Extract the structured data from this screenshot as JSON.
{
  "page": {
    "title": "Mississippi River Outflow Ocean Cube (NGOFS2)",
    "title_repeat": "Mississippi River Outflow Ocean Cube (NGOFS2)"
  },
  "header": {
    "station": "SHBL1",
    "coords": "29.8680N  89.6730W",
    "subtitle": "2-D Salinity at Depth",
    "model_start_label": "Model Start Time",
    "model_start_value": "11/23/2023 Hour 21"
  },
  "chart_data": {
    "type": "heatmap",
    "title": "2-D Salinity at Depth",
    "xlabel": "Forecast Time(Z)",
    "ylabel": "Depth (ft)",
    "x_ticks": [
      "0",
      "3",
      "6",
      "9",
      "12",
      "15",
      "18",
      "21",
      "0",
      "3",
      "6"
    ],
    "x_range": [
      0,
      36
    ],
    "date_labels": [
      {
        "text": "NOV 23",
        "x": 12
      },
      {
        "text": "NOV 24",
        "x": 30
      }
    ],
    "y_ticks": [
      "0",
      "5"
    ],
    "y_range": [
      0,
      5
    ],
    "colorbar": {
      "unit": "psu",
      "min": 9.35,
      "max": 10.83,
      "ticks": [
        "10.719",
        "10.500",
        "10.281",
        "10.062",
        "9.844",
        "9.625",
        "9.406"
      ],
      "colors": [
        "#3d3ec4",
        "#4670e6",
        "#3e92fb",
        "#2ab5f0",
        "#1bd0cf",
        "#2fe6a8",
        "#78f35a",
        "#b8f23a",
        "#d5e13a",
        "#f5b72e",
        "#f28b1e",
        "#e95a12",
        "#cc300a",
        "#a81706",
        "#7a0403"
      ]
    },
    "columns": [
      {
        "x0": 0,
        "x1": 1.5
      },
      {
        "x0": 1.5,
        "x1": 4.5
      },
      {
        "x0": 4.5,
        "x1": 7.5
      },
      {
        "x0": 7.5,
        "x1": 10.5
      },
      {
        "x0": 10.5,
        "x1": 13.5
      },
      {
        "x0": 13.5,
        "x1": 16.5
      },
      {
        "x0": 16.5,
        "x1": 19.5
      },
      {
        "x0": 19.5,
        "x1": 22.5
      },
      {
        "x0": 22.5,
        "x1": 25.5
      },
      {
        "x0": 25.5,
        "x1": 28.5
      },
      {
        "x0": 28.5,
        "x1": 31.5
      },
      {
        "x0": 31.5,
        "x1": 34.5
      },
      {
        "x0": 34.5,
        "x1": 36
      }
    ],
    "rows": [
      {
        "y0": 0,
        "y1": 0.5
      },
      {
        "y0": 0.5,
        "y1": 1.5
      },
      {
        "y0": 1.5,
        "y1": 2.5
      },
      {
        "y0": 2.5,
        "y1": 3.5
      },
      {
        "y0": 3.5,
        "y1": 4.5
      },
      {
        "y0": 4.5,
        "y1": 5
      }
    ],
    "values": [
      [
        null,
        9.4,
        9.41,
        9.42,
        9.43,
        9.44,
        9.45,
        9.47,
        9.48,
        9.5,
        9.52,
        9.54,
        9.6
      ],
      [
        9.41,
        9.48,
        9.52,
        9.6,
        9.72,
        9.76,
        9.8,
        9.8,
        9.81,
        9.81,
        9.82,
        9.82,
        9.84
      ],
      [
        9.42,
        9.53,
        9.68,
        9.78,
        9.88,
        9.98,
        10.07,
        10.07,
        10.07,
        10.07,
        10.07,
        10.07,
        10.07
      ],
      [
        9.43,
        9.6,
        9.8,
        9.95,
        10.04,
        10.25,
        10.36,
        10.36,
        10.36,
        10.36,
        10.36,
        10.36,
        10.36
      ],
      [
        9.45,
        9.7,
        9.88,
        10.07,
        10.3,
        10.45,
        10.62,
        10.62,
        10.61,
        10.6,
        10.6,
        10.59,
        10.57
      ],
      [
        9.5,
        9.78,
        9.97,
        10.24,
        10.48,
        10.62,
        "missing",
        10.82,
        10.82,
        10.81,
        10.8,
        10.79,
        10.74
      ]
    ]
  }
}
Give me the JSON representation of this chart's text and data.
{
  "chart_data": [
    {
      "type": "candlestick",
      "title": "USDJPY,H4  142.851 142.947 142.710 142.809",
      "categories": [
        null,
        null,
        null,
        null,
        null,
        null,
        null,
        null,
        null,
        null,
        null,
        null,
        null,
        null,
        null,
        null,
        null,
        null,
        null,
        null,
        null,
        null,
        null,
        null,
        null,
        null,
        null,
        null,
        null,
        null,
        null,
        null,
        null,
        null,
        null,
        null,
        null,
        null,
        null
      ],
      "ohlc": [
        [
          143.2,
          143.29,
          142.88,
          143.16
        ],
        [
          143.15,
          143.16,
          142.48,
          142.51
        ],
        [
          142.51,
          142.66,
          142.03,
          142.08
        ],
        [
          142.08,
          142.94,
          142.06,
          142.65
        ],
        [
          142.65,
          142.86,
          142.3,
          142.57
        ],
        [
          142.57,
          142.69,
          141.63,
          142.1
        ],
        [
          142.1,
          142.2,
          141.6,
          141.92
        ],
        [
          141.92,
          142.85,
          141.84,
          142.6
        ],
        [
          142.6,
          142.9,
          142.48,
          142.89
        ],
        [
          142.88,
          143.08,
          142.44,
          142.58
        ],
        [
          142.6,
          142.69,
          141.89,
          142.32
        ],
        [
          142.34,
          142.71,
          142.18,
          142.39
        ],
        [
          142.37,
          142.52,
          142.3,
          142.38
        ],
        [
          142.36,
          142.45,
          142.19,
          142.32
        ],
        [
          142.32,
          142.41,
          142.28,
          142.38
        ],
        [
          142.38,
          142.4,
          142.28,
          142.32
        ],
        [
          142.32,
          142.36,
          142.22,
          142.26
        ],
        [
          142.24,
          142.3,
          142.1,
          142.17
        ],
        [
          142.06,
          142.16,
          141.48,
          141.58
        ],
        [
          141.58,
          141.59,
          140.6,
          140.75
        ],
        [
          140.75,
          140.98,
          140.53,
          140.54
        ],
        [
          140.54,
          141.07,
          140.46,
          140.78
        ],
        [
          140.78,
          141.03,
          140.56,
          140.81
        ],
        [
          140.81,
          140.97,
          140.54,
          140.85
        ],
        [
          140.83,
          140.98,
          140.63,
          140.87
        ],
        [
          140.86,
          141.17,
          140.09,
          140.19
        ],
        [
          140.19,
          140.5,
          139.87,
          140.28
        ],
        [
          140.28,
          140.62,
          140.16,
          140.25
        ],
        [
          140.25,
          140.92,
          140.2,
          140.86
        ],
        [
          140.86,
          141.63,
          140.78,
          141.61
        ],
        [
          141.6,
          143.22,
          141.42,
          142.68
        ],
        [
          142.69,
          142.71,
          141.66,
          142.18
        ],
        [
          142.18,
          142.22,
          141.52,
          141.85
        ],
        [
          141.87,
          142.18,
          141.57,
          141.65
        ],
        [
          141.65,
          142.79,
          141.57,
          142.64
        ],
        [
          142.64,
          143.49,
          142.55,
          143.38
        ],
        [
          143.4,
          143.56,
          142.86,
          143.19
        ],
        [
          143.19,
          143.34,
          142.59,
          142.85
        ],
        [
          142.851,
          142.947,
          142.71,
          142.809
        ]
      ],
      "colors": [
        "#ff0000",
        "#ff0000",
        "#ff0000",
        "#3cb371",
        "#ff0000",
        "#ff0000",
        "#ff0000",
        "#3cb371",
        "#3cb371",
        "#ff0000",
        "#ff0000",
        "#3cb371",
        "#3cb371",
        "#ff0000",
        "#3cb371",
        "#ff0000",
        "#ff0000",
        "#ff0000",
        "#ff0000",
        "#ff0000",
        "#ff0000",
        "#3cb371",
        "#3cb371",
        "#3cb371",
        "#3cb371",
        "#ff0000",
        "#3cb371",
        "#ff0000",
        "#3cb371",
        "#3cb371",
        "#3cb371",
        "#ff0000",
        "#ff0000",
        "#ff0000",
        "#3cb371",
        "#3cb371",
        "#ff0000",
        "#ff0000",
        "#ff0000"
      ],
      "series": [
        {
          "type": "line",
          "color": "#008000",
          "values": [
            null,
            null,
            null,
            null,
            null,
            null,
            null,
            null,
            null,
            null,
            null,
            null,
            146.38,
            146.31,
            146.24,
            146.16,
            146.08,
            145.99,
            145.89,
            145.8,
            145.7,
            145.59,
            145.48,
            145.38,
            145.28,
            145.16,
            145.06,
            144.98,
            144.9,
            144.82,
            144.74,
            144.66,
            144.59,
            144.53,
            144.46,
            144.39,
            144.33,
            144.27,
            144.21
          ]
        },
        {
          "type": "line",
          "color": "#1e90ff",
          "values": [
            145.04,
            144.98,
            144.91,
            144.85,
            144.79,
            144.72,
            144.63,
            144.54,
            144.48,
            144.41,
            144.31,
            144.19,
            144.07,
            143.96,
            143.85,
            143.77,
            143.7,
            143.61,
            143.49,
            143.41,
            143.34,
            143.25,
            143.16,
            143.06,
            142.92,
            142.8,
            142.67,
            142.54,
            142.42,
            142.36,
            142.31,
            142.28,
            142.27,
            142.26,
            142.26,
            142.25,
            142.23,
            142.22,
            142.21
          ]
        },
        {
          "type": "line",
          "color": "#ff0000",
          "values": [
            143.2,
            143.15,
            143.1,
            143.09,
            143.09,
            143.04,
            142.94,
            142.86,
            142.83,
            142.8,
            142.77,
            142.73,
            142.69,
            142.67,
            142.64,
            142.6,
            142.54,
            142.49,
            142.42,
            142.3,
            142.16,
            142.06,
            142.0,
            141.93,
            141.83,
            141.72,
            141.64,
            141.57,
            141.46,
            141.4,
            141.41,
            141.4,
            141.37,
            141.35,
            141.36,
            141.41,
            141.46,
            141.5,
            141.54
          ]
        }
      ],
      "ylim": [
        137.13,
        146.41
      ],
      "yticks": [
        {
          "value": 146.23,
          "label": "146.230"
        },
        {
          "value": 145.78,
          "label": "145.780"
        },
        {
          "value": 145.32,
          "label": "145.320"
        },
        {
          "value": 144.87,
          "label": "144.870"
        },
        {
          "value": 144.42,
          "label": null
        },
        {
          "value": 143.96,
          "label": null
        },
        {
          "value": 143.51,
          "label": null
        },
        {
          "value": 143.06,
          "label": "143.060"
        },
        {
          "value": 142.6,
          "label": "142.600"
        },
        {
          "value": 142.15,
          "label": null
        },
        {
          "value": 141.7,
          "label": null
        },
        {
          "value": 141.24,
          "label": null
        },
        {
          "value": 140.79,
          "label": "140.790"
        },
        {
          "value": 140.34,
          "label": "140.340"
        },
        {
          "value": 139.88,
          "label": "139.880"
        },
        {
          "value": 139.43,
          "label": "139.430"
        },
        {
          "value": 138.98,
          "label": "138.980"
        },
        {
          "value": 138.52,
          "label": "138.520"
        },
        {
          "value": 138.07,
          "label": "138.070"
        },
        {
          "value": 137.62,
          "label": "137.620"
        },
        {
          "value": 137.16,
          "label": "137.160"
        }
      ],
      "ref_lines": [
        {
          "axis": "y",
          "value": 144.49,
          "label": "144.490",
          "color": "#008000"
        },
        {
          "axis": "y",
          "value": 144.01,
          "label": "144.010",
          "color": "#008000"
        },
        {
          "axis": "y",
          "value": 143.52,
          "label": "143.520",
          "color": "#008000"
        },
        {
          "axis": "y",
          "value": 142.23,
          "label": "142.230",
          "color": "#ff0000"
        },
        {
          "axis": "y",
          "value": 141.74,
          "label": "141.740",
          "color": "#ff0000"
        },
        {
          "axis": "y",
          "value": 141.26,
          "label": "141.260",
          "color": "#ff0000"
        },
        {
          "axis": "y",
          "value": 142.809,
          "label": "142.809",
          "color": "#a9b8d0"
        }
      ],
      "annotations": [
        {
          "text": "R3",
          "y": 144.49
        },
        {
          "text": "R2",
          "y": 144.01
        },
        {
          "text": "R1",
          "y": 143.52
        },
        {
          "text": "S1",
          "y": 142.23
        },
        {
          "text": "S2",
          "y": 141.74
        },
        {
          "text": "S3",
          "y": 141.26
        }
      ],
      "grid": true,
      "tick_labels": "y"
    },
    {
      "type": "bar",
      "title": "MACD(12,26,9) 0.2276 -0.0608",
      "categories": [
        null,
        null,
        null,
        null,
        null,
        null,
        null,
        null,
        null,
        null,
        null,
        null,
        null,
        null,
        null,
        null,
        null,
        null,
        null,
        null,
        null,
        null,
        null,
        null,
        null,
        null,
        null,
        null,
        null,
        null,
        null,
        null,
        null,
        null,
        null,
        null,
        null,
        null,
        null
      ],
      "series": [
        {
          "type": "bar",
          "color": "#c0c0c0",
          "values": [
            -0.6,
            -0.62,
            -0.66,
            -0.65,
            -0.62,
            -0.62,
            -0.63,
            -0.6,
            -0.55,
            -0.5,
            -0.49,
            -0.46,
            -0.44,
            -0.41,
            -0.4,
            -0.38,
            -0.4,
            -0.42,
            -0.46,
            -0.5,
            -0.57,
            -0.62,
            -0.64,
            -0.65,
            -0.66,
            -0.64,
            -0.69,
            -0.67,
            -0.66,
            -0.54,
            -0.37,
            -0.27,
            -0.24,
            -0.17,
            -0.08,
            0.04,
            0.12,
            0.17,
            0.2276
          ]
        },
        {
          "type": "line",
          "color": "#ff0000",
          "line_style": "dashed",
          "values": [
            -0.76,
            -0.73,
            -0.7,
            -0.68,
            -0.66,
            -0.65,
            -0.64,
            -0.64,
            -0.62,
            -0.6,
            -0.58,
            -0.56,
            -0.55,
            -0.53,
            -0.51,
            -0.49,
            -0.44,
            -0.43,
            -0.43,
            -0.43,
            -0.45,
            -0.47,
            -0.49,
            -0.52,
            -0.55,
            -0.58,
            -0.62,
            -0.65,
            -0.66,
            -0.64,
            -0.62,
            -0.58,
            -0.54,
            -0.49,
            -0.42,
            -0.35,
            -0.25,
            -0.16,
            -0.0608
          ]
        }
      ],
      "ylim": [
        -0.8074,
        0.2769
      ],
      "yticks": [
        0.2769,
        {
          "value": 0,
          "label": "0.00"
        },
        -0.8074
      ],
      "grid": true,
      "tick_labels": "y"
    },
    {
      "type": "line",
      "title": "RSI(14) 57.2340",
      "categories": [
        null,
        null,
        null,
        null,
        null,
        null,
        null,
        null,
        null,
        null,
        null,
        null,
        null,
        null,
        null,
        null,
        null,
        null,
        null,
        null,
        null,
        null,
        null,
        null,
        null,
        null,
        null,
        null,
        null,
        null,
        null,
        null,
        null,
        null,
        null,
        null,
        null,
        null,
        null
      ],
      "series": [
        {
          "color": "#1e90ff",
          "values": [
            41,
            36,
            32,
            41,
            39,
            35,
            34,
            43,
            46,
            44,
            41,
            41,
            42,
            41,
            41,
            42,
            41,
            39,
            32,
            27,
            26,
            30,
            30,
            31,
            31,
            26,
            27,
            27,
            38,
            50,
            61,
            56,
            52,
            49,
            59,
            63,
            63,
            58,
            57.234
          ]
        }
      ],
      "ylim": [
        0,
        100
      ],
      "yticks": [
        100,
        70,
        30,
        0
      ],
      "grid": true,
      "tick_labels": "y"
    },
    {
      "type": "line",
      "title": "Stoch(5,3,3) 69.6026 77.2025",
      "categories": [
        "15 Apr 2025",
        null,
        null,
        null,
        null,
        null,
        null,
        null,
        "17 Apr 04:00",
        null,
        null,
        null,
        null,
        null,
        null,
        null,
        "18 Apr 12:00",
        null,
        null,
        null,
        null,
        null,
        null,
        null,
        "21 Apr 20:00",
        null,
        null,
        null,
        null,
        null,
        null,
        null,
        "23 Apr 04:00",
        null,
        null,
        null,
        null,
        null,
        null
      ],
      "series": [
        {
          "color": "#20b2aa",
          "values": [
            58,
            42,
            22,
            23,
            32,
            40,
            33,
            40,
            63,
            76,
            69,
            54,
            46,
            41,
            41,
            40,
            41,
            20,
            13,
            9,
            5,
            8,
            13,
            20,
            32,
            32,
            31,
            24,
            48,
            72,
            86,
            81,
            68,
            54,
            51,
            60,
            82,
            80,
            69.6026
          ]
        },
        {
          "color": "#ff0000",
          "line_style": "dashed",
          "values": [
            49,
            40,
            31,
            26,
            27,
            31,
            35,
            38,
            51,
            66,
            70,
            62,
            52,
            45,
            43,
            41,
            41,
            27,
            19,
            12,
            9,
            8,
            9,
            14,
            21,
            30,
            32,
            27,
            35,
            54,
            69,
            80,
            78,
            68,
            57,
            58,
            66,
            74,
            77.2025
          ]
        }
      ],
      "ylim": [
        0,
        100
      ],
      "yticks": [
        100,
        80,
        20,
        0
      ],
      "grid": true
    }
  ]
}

■ ■ ■

* Written instruction: Look over the listing above. Pick out and copy every line that includes "JSON".

* Output of the task:
Extract the structured data from this screenshot as JSON.
Give me the JSON representation of this chart's text and data.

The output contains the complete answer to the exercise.